GIVEN EXERCISE:
Present the lines of the listing that start at the one containing "q2-option-b: B. Cu和Cl₂" and end at the one containing "q8-b-water-label: 水 bbox=[659, 325, 666, 332]" as a Markdown table with the columns Row and Entry, numbering each line and leaving out any blank lines.

GIVEN ENTRIES:
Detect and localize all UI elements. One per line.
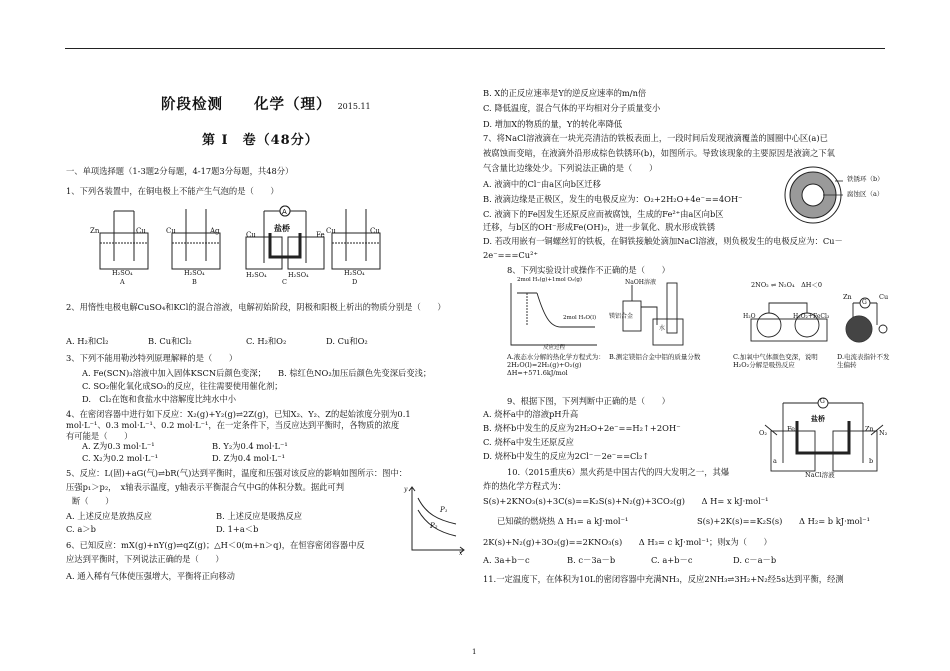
q2-option-b: B. Cu和Cl₂ bbox=[148, 336, 192, 346]
question-7-line-2: 被腐蚀而变暗，在液滴外沿形成棕色铁锈环(b)，如图所示。导致该现象的主要原因是液滴之下氧 bbox=[483, 148, 835, 158]
q7-droplet-drawing bbox=[783, 165, 843, 225]
q8-b-water-label: 水 bbox=[659, 325, 666, 332]
q6-option-b: B. X的正反应速率是Y的逆反应速率的m/n倍 bbox=[483, 88, 647, 98]
title-text: 阶段检测 化学（理） bbox=[161, 96, 332, 113]
q8-caption-d: D.电流表指针不发生偏转 bbox=[837, 353, 890, 370]
q5-figure bbox=[404, 486, 466, 558]
q8-b-naoh-label: NaOH溶液 bbox=[625, 279, 656, 286]
q1-d-electrode-1: Cu bbox=[326, 227, 336, 235]
q7-option-c-line-2: 迁移，与b区的OH⁻形成Fe(OH)₂，进一步氧化、脱水形成铁锈 bbox=[483, 222, 716, 232]
q7-option-c-line-1: C. 液滴下的Fe因发生还原反应而被腐蚀，生成的Fe²⁺由a区向b区 bbox=[483, 209, 724, 219]
q8-d-galvanometer-label: G bbox=[862, 299, 867, 306]
paper-title bbox=[161, 96, 371, 114]
q1-solution-c1: H₂SO₄ bbox=[246, 271, 267, 279]
q1-a-electrode-1: Zn bbox=[90, 227, 100, 235]
q6-option-a: A. 通入稀有气体使压强增大，平衡将正向移动 bbox=[66, 571, 235, 581]
q9-salt-bridge-label: 盐桥 bbox=[811, 414, 825, 423]
svg-text:A: A bbox=[282, 208, 287, 216]
page-number: 1 bbox=[472, 648, 477, 656]
q7-option-b: B. 液滴边缘是正极区，发生的电极反应为：O₂+2H₂O+4e⁻==4OH⁻ bbox=[483, 194, 743, 204]
q9-option-a: A. 烧杯a中的溶液pH升高 bbox=[483, 409, 579, 419]
q3-option-b: B. 棕红色NO₂加压后颜色先变深后变浅； bbox=[278, 368, 432, 378]
question-10-line-2: 炸的热化学方程式为： bbox=[483, 481, 566, 491]
q9-option-c: C. 烧杯a中发生还原反应 bbox=[483, 437, 574, 447]
q8-a-bottom-level: 2mol H₂O(l) bbox=[563, 315, 597, 321]
q7-option-d-line-1: D. 若改用嵌有一铜螺丝钉的铁板，在铜铁接触处滴加NaCl溶液，则负极发生的电极反应为：Cu－ bbox=[483, 236, 843, 246]
question-5-line-1: 5、反应：L(固)+aG(气)⇌bR(气)达到平衡时，温度和压强对该反应的影响如图所示：图中： bbox=[66, 468, 408, 478]
q4-option-d: D. Z为0.4 mol·L⁻¹ bbox=[212, 453, 285, 463]
question-9: 9、根据下图，下列判断中正确的是（ ） bbox=[507, 396, 670, 406]
q8-c-peroxide-label: H₂O₂+FeCl₃ bbox=[793, 313, 830, 320]
q1-figure bbox=[90, 203, 396, 287]
q9-zn-label: Zn bbox=[865, 425, 874, 433]
q5-option-d: D. 1+a＜b bbox=[216, 524, 259, 534]
q5-curve-label-1: P₁ bbox=[440, 506, 448, 514]
q8-figure bbox=[507, 279, 888, 384]
question-1: 1、下列各装置中，在铜电极上不能产生气泡的是（ ） bbox=[66, 186, 279, 196]
question-6-line-2: 应达到平衡时，下列说法正确的是（ ） bbox=[66, 554, 224, 564]
q1-d-electrode-2: Cu bbox=[370, 227, 380, 235]
q8-caption-b: B.测定镁铝合金中铝的质量分数 bbox=[609, 353, 701, 361]
q2-option-c: C. H₂和O₂ bbox=[246, 336, 287, 346]
q4-option-b: B. Y₂为0.4 mol·L⁻¹ bbox=[212, 441, 288, 451]
q1-solution-a: H₂SO₄ bbox=[112, 269, 133, 277]
q3-option-a: A. Fe(SCN)₃溶液中加入固体KSCN后颜色变深； bbox=[82, 368, 266, 378]
question-7-line-3: 气含量比边缘处少。下列说法正确的是（ ） bbox=[483, 163, 658, 173]
question-11: 11.一定温度下，在体积为10L的密闭容器中充满NH₃，反应2NH₃⇌3H₂+N₂经5s达到平衡，经测 bbox=[483, 574, 844, 584]
q1-b-electrode-1: Cu bbox=[166, 227, 176, 235]
q1-a-electrode-2: Cu bbox=[136, 227, 146, 235]
q8-a-top-level: 2mol H₂(g)+1mol O₂(g) bbox=[517, 277, 583, 283]
q8-b-alloy-label: 镁铝合金 bbox=[609, 313, 634, 320]
q7-corrosion-zone-label: 腐蚀区（a） bbox=[847, 190, 884, 198]
q4-option-a: A. Z为0.3 mol·L⁻¹ bbox=[82, 441, 155, 451]
title-date: 2015.11 bbox=[337, 102, 371, 111]
q1-b-electrode-2: Ag bbox=[210, 227, 220, 235]
q8-caption-c: C.加氧中气体颜色变深，说明H₂O₂分解是吸热反应 bbox=[733, 353, 818, 370]
question-5-line-2: 压强p₁＞p₂， x轴表示温度，y轴表示平衡混合气中G的体积分数。据此可判 bbox=[66, 482, 345, 492]
q9-option-b: B. 烧杯b中发生的反应为2H₂O+2e⁻==H₂↑+2OH⁻ bbox=[483, 423, 681, 433]
question-10-line-1: 10.（2015重庆6）黑火药是中国古代的四大发明之一，其爆 bbox=[507, 467, 730, 477]
q8-d-zn-label: Zn bbox=[843, 293, 852, 301]
q8-c-water-label: H₂O bbox=[743, 313, 756, 320]
q3-option-d: D. Cl₂在饱和食盐水中溶解度比纯水中小 bbox=[82, 394, 237, 404]
q10-option-d: D. c－a－b bbox=[733, 555, 777, 565]
q10-option-c: C. a+b－c bbox=[651, 555, 693, 565]
q10-option-a: A. 3a+b－c bbox=[483, 555, 530, 565]
q7-rust-ring-label: 铁锈环（b） bbox=[847, 175, 884, 183]
q1-solution-d: H₂SO₄ bbox=[344, 269, 365, 277]
q5-option-c: C. a＞b bbox=[66, 524, 96, 534]
q10-equation-2a: 已知碳的燃烧热 Δ H₁= a kJ·mol⁻¹ bbox=[497, 516, 629, 526]
q1-c-electrode-1: Cu bbox=[246, 231, 256, 239]
q1-letter-b: B bbox=[192, 278, 197, 286]
question-3: 3、下列不能用勒沙特列原理解释的是（ ） bbox=[66, 353, 238, 363]
q10-equation-2b: S(s)+2K(s)==K₂S(s) Δ H₂= b kJ·mol⁻¹ bbox=[697, 516, 870, 526]
q8-d-cu-label: Cu bbox=[879, 293, 889, 301]
question-8: 8、下列实验设计或操作不正确的是（ ） bbox=[507, 265, 670, 275]
q1-salt-bridge-label: 盐桥 bbox=[274, 223, 290, 233]
q1-solution-b: H₂SO₄ bbox=[184, 269, 205, 277]
section-heading: 第 Ⅰ 卷（48分） bbox=[202, 133, 319, 148]
q1-c-electrode-2: Fe bbox=[316, 231, 325, 239]
q1-letter-d: D bbox=[352, 278, 358, 286]
q9-galvanometer-label: G bbox=[820, 398, 825, 405]
q9-nitrogen-label: N₂ bbox=[879, 429, 888, 437]
q9-cell-drawing bbox=[759, 397, 889, 481]
q8-a-axis-label: 反应过程 bbox=[543, 345, 566, 351]
q9-beaker-b-label: b bbox=[869, 457, 874, 465]
q6-option-d: D. 增加X的物质的量，Y的转化率降低 bbox=[483, 119, 623, 129]
q1-solution-c2: H₂SO₄ bbox=[288, 271, 309, 279]
q1-letter-c: C bbox=[282, 278, 287, 286]
q2-option-d: D. Cu和O₂ bbox=[326, 336, 368, 346]
q9-nacl-label: NaCl溶液 bbox=[805, 471, 835, 479]
question-2: 2、用惰性电极电解CuSO₄和KCl的混合溶液，电解初始阶段，阴极和阳极上析出的物质分别是（ ） bbox=[66, 302, 446, 312]
question-4-line-3: 有可能是（ ） bbox=[66, 431, 133, 441]
q3-option-c: C. SO₂催化氧化成SO₃的反应，往往需要使用催化剂； bbox=[82, 381, 283, 391]
q7-figure bbox=[783, 165, 884, 225]
q9-figure bbox=[759, 397, 889, 481]
q10-equation-1: S(s)+2KNO₃(s)+3C(s)==K₂S(s)+N₂(g)+3CO₂(g) Δ H= x kJ·mol⁻¹ bbox=[483, 496, 769, 506]
q7-option-a: A. 液滴中的Cl⁻由a区向b区迁移 bbox=[483, 179, 601, 189]
question-4-line-1: 4、在密闭容器中进行如下反应：X₂(g)+Y₂(g)⇌2Z(g)，已知X₂、Y₂、Z的起始浓度分别为0.1 bbox=[66, 409, 411, 419]
q1-letter-a: A bbox=[120, 278, 125, 286]
q10-equation-3: 2K(s)+N₂(g)+3O₂(g)==2KNO₃(s) Δ H₃= c kJ·mol⁻¹；则x为（ ） bbox=[483, 537, 772, 547]
q9-fe-label: Fe bbox=[787, 425, 796, 433]
q4-option-c: C. X₂为0.2 mol·L⁻¹ bbox=[82, 453, 159, 463]
q8-c-equilibrium-label: 2NO₂ ⇌ N₂O₄ ΔH＜0 bbox=[751, 281, 823, 289]
q5-axis-x: x bbox=[459, 550, 463, 557]
q5-axis-y: y bbox=[404, 486, 408, 493]
question-7-line-1: 7、将NaCl溶液滴在一块光亮清洁的铁板表面上，一段时间后发现液滴覆盖的圆圈中心区(a)已 bbox=[483, 133, 828, 143]
q5-option-b: B. 上述反应是吸热反应 bbox=[216, 511, 303, 521]
question-5-line-3: 断（ ） bbox=[72, 496, 114, 506]
q7-option-d-line-2: 2e⁻===Cu²⁺ bbox=[483, 250, 538, 260]
q9-option-d: D. 烧杯b中发生的反应为2Cl⁻－2e⁻==Cl₂↑ bbox=[483, 451, 650, 461]
q6-option-c: C. 降低温度，混合气体的平均相对分子质量变小 bbox=[483, 103, 661, 113]
q5-curve-label-2: P₂ bbox=[430, 522, 438, 530]
q8-caption-a: A.液态水分解的热化学方程式为：2H₂O(l)=2H₂(g)+O₂(g) ΔH=+571.6kJ/mol bbox=[507, 353, 605, 378]
q9-beaker-a-label: a bbox=[773, 457, 777, 465]
question-4-line-2: mol·L⁻¹、0.3 mol·L⁻¹、0.2 mol·L⁻¹，在一定条件下，当反应达到平衡时，各物质的浓度 bbox=[66, 420, 400, 430]
header-rule bbox=[65, 48, 885, 49]
instructions: 一、单项选择题（1-3题2分每题，4-17题3分每题，共48分） bbox=[66, 166, 294, 176]
q5-option-a: A. 上述反应是放热反应 bbox=[66, 511, 152, 521]
q2-option-a: A. H₂和Cl₂ bbox=[66, 336, 109, 346]
q10-option-b: B. c－3a－b bbox=[567, 555, 616, 565]
q9-oxygen-label: O₂ bbox=[759, 429, 767, 437]
question-6-line-1: 6、已知反应：mX(g)+nY(g)⇌qZ(g)；△H＜0(m+n＞q)，在恒容密闭容器中反 bbox=[66, 540, 365, 550]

ANSWER:
| Row | Entry |
|---|---|
| 1 | q2-option-b: B. Cu和Cl₂ bbox=[148, 336, 192, 346] |
| 2 | question-7-line-2: 被腐蚀而变暗，在液滴外沿形成棕色铁锈环(b)，如图所示。导致该现象的主要原因是液滴之下氧 bbox=[483, 148, 835, 158] |
| 3 | q7-droplet-drawing bbox=[783, 165, 843, 225] |
| 4 | q8-b-water-label: 水 bbox=[659, 325, 666, 332] |